═════ INPUT FOR THIS TASK
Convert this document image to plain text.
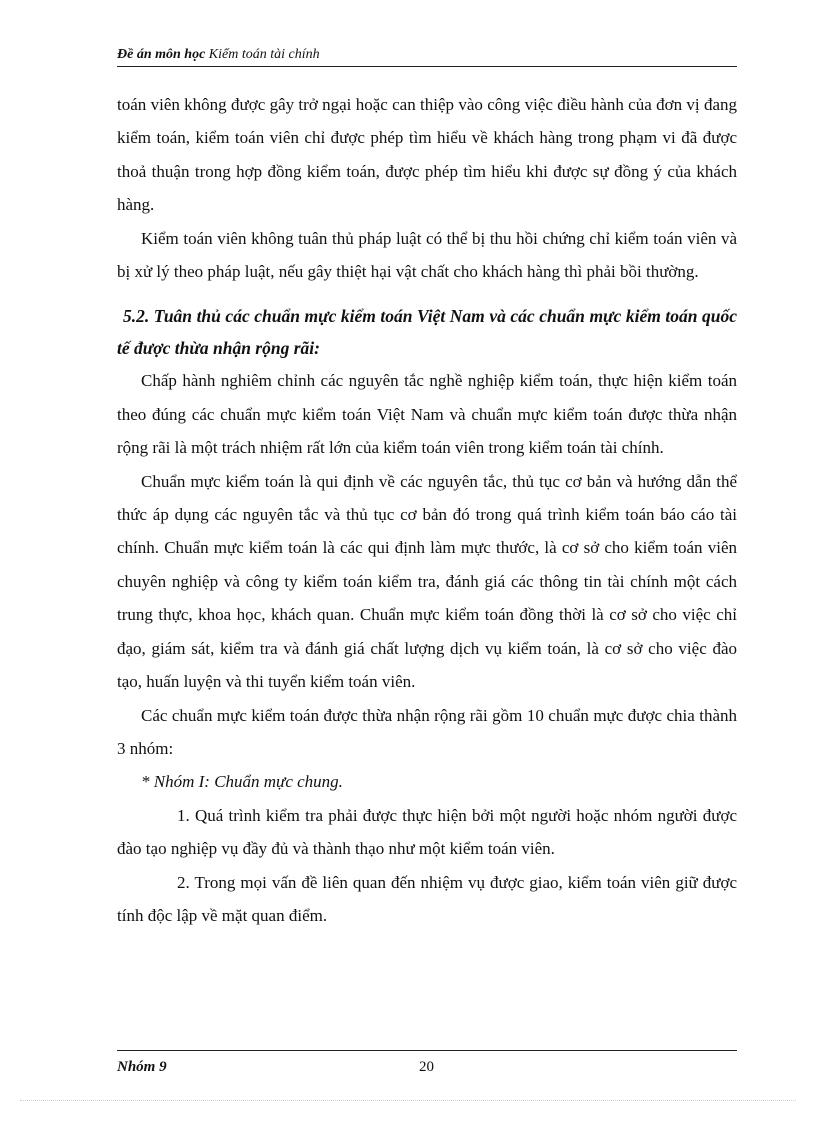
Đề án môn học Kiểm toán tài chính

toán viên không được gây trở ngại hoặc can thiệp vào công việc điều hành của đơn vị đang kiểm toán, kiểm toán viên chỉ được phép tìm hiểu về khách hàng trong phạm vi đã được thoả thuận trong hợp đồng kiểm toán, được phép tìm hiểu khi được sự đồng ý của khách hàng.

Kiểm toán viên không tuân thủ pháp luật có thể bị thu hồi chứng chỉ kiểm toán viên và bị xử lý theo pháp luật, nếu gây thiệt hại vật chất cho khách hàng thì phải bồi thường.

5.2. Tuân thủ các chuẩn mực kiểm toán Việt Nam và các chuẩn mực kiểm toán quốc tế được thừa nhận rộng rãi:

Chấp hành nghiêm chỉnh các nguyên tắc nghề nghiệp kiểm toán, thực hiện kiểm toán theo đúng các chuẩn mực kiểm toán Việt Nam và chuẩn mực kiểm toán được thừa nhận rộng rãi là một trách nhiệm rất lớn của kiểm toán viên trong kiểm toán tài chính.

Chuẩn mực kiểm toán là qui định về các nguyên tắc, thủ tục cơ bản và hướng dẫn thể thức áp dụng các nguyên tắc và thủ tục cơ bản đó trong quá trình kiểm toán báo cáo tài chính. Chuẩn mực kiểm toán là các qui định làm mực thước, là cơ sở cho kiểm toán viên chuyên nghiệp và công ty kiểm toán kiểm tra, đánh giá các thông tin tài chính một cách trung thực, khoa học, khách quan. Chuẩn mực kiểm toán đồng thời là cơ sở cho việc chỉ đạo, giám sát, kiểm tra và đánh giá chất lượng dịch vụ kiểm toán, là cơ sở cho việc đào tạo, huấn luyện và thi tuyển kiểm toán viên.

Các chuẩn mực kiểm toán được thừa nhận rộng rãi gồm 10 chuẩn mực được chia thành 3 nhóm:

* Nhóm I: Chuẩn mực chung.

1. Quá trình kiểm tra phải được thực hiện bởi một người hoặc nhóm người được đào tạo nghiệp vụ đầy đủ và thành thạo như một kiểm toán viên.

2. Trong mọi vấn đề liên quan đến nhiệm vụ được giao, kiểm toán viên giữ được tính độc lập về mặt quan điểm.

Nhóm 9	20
══════════
◆ **STATED TASK**: Wherever the word "nhiệm" occurs in a line of the listing, copy that line.

◆ **THE SOLUTION**:
Chấp hành nghiêm chỉnh các nguyên tắc nghề nghiệp kiểm toán, thực hiện kiểm toán theo đúng các chuẩn mực kiểm toán Việt Nam và chuẩn mực kiểm toán được thừa nhận rộng rãi là một trách nhiệm rất lớn của kiểm toán viên trong kiểm toán tài chính.
2. Trong mọi vấn đề liên quan đến nhiệm vụ được giao, kiểm toán viên giữ được tính độc lập về mặt quan điểm.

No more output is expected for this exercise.